In the entries below, find every line holding the string "color" and collect it.

== Material ==

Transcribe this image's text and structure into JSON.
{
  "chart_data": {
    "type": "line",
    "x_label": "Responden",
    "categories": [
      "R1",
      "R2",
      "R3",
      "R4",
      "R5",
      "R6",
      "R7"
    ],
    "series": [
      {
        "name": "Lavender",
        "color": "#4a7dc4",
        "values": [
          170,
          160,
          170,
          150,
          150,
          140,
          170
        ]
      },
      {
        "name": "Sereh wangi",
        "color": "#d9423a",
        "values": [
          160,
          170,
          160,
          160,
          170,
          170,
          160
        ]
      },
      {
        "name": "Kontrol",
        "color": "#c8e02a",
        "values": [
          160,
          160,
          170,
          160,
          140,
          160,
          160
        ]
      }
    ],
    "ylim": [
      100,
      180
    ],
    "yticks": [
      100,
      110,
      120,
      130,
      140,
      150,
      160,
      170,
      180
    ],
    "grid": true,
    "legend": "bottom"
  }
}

===

[Result]
        "color": "#4a7dc4",
        "color": "#d9423a",
        "color": "#c8e02a",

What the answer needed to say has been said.